──────── Supplied information ────────

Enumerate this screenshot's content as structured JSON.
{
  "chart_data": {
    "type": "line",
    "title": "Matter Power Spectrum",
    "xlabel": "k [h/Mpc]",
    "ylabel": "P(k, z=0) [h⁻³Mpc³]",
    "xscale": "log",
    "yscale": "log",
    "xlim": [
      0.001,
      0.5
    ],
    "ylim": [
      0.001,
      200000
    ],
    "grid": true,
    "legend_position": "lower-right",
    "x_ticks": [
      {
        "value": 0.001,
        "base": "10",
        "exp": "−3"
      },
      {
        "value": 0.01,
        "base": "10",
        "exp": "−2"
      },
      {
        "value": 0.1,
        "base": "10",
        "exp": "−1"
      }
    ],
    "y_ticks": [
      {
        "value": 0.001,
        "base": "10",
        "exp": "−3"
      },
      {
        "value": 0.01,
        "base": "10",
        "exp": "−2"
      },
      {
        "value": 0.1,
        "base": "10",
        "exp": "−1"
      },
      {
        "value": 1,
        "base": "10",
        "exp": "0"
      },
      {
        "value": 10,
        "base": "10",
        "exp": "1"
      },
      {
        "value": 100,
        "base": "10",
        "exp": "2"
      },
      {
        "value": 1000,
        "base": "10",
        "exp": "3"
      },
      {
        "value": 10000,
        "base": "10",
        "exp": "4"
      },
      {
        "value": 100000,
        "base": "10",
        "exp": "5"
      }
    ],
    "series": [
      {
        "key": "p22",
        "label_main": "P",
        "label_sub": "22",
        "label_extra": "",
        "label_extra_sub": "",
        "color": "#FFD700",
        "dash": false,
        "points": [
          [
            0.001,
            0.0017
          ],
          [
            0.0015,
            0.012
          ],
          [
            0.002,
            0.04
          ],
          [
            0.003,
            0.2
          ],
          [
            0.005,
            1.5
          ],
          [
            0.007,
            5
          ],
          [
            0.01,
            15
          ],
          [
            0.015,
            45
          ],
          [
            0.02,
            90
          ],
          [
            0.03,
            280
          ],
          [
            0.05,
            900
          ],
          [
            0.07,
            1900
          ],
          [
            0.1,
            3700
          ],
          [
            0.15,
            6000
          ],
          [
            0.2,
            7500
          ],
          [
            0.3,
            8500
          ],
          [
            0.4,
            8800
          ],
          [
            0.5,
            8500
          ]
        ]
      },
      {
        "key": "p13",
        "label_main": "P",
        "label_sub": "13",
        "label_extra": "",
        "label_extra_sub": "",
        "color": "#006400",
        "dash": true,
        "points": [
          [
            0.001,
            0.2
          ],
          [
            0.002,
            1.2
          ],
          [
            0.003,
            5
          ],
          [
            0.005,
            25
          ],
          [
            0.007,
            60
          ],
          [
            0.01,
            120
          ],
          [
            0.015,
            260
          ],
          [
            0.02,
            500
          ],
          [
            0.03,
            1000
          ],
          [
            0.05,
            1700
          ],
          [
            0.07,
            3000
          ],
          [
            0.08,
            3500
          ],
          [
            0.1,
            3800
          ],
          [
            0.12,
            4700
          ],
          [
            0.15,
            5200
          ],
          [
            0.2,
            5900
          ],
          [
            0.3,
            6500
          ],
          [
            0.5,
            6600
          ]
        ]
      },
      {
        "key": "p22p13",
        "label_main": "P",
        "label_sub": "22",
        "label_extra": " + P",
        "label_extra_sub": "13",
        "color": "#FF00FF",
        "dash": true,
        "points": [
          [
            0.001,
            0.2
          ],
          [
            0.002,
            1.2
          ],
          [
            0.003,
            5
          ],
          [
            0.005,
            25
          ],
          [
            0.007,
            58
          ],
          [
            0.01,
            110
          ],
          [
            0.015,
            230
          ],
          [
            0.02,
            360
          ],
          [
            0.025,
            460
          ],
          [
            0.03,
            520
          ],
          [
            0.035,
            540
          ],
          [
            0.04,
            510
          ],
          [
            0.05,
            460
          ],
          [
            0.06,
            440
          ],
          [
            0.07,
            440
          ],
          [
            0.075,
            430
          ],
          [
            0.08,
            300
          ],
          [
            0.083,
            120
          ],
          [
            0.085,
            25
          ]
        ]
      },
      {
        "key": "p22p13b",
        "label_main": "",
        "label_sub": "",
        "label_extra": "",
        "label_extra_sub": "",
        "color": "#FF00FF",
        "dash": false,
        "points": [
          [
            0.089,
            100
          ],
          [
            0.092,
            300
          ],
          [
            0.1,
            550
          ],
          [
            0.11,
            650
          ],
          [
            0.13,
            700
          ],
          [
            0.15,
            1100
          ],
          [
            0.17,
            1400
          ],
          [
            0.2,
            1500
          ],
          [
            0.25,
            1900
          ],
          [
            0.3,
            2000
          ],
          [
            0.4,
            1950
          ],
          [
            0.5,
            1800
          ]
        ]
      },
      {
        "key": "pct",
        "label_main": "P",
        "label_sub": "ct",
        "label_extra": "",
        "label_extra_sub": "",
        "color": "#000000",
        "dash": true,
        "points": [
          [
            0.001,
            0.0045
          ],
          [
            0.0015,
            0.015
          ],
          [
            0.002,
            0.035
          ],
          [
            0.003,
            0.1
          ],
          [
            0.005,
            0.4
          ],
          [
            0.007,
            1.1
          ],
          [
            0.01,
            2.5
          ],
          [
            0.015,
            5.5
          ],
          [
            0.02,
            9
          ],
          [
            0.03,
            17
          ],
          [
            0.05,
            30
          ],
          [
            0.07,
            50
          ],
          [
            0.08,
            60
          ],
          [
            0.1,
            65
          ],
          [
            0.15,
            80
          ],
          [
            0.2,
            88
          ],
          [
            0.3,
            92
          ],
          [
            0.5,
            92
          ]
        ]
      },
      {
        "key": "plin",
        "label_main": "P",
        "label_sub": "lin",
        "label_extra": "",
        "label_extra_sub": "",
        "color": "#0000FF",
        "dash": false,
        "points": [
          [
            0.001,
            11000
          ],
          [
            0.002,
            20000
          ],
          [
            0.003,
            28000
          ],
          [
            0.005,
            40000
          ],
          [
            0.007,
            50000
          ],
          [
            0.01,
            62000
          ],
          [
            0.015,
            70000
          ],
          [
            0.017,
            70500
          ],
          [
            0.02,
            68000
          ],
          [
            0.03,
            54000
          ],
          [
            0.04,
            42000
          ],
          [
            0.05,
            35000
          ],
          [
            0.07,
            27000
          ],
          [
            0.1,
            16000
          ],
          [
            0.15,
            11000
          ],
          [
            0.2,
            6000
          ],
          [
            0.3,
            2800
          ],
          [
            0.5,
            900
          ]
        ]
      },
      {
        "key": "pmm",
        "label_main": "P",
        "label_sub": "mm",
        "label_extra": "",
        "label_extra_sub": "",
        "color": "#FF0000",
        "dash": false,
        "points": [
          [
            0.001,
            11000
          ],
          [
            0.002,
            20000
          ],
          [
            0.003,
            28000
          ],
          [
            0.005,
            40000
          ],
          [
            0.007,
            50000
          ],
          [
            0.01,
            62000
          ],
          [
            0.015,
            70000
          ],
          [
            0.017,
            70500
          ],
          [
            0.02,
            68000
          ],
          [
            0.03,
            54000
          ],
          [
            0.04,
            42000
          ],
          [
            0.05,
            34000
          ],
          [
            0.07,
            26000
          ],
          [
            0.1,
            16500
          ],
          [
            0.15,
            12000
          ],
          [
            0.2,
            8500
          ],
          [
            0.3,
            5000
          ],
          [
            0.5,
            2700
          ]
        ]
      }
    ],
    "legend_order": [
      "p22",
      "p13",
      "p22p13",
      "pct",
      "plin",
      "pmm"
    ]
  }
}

────────

• **Exercise directions**
Retype the data in full and match it exactly.

• **Task result**
Enumerate this screenshot's content as structured JSON.
{
  "chart_data": {
    "type": "line",
    "title": "Matter Power Spectrum",
    "xlabel": "k [h/Mpc]",
    "ylabel": "P(k, z=0) [h⁻³Mpc³]",
    "xscale": "log",
    "yscale": "log",
    "xlim": [
      0.001,
      0.5
    ],
    "ylim": [
      0.001,
      200000
    ],
    "grid": true,
    "legend_position": "lower-right",
    "x_ticks": [
      {
        "value": 0.001,
        "base": "10",
        "exp": "−3"
      },
      {
        "value": 0.01,
        "base": "10",
        "exp": "−2"
      },
      {
        "value": 0.1,
        "base": "10",
        "exp": "−1"
      }
    ],
    "y_ticks": [
      {
        "value": 0.001,
        "base": "10",
        "exp": "−3"
      },
      {
        "value": 0.01,
        "base": "10",
        "exp": "−2"
      },
      {
        "value": 0.1,
        "base": "10",
        "exp": "−1"
      },
      {
        "value": 1,
        "base": "10",
        "exp": "0"
      },
      {
        "value": 10,
        "base": "10",
        "exp": "1"
      },
      {
        "value": 100,
        "base": "10",
        "exp": "2"
      },
      {
        "value": 1000,
        "base": "10",
        "exp": "3"
      },
      {
        "value": 10000,
        "base": "10",
        "exp": "4"
      },
      {
        "value": 100000,
        "base": "10",
        "exp": "5"
      }
    ],
    "series": [
      {
        "key": "p22",
        "label_main": "P",
        "label_sub": "22",
        "label_extra": "",
        "label_extra_sub": "",
        "color": "#FFD700",
        "dash": false,
        "points": [
          [
            0.001,
            0.0017
          ],
          [
            0.0015,
            0.012
          ],
          [
            0.002,
            0.04
          ],
          [
            0.003,
            0.2
          ],
          [
            0.005,
            1.5
          ],
          [
            0.007,
            5
          ],
          [
            0.01,
            15
          ],
          [
            0.015,
            45
          ],
          [
            0.02,
            90
          ],
          [
            0.03,
            280
          ],
          [
            0.05,
            900
          ],
          [
            0.07,
            1900
          ],
          [
            0.1,
            3700
          ],
          [
            0.15,
            6000
          ],
          [
            0.2,
            7500
          ],
          [
            0.3,
            8500
          ],
          [
            0.4,
            8800
          ],
          [
            0.5,
            8500
          ]
        ]
      },
      {
        "key": "p13",
        "label_main": "P",
        "label_sub": "13",
        "label_extra": "",
        "label_extra_sub": "",
        "color": "#006400",
        "dash": true,
        "points": [
          [
            0.001,
            0.2
          ],
          [
            0.002,
            1.2
          ],
          [
            0.003,
            5
          ],
          [
            0.005,
            25
          ],
          [
            0.007,
            60
          ],
          [
            0.01,
            120
          ],
          [
            0.015,
            260
          ],
          [
            0.02,
            500
          ],
          [
            0.03,
            1000
          ],
          [
            0.05,
            1700
          ],
          [
            0.07,
            3000
          ],
          [
            0.08,
            3500
          ],
          [
            0.1,
            3800
          ],
          [
            0.12,
            4700
          ],
          [
            0.15,
            5200
          ],
          [
            0.2,
            5900
          ],
          [
            0.3,
            6500
          ],
          [
            0.5,
            6600
          ]
        ]
      },
      {
        "key": "p22p13",
        "label_main": "P",
        "label_sub": "22",
        "label_extra": " + P",
        "label_extra_sub": "13",
        "color": "#FF00FF",
        "dash": true,
        "points": [
          [
            0.001,
            0.2
          ],
          [
            0.002,
            1.2
          ],
          [
            0.003,
            5
          ],
          [
            0.005,
            25
          ],
          [
            0.007,
            58
          ],
          [
            0.01,
            110
          ],
          [
            0.015,
            230
          ],
          [
            0.02,
            360
          ],
          [
            0.025,
            460
          ],
          [
            0.03,
            520
          ],
          [
            0.035,
            540
          ],
          [
            0.04,
            510
          ],
          [
            0.05,
            460
          ],
          [
            0.06,
            440
          ],
          [
            0.07,
            440
          ],
          [
            0.075,
            430
          ],
          [
            0.08,
            300
          ],
          [
            0.083,
            120
          ],
          [
            0.085,
            25
          ]
        ]
      },
      {
        "key": "p22p13b",
        "label_main": "",
        "label_sub": "",
        "label_extra": "",
        "label_extra_sub": "",
        "color": "#FF00FF",
        "dash": false,
        "points": [
          [
            0.089,
            100
          ],
          [
            0.092,
            300
          ],
          [
            0.1,
            550
          ],
          [
            0.11,
            650
          ],
          [
            0.13,
            700
          ],
          [
            0.15,
            1100
          ],
          [
            0.17,
            1400
          ],
          [
            0.2,
            1500
          ],
          [
            0.25,
            1900
          ],
          [
            0.3,
            2000
          ],
          [
            0.4,
            1950
          ],
          [
            0.5,
            1800
          ]
        ]
      },
      {
        "key": "pct",
        "label_main": "P",
        "label_sub": "ct",
        "label_extra": "",
        "label_extra_sub": "",
        "color": "#000000",
        "dash": true,
        "points": [
          [
            0.001,
            0.0045
          ],
          [
            0.0015,
            0.015
          ],
          [
            0.002,
            0.035
          ],
          [
            0.003,
            0.1
          ],
          [
            0.005,
            0.4
          ],
          [
            0.007,
            1.1
          ],
          [
            0.01,
            2.5
          ],
          [
            0.015,
            5.5
          ],
          [
            0.02,
            9
          ],
          [
            0.03,
            17
          ],
          [
            0.05,
            30
          ],
          [
            0.07,
            50
          ],
          [
            0.08,
            60
          ],
          [
            0.1,
            65
          ],
          [
            0.15,
            80
          ],
          [
            0.2,
            88
          ],
          [
            0.3,
            92
          ],
          [
            0.5,
            92
          ]
        ]
      },
      {
        "key": "plin",
        "label_main": "P",
        "label_sub": "lin",
        "label_extra": "",
        "label_extra_sub": "",
        "color": "#0000FF",
        "dash": false,
        "points": [
          [
            0.001,
            11000
          ],
          [
            0.002,
            20000
          ],
          [
            0.003,
            28000
          ],
          [
            0.005,
            40000
          ],
          [
            0.007,
            50000
          ],
          [
            0.01,
            62000
          ],
          [
            0.015,
            70000
          ],
          [
            0.017,
            70500
          ],
          [
            0.02,
            68000
          ],
          [
            0.03,
            54000
          ],
          [
            0.04,
            42000
          ],
          [
            0.05,
            35000
          ],
          [
            0.07,
            27000
          ],
          [
            0.1,
            16000
          ],
          [
            0.15,
            11000
          ],
          [
            0.2,
            6000
          ],
          [
            0.3,
            2800
          ],
          [
            0.5,
            900
          ]
        ]
      },
      {
        "key": "pmm",
        "label_main": "P",
        "label_sub": "mm",
        "label_extra": "",
        "label_extra_sub": "",
        "color": "#FF0000",
        "dash": false,
        "points": [
          [
            0.001,
            11000
          ],
          [
            0.002,
            20000
          ],
          [
            0.003,
            28000
          ],
          [
            0.005,
            40000
          ],
          [
            0.007,
            50000
          ],
          [
            0.01,
            62000
          ],
          [
            0.015,
            70000
          ],
          [
            0.017,
            70500
          ],
          [
            0.02,
            68000
          ],
          [
            0.03,
            54000
          ],
          [
            0.04,
            42000
          ],
          [
            0.05,
            34000
          ],
          [
            0.07,
            26000
          ],
          [
            0.1,
            16500
          ],
          [
            0.15,
            12000
          ],
          [
            0.2,
            8500
          ],
          [
            0.3,
            5000
          ],
          [
            0.5,
            2700
          ]
        ]
      }
    ],
    "legend_order": [
      "p22",
      "p13",
      "p22p13",
      "pct",
      "plin",
      "pmm"
    ]
  }
}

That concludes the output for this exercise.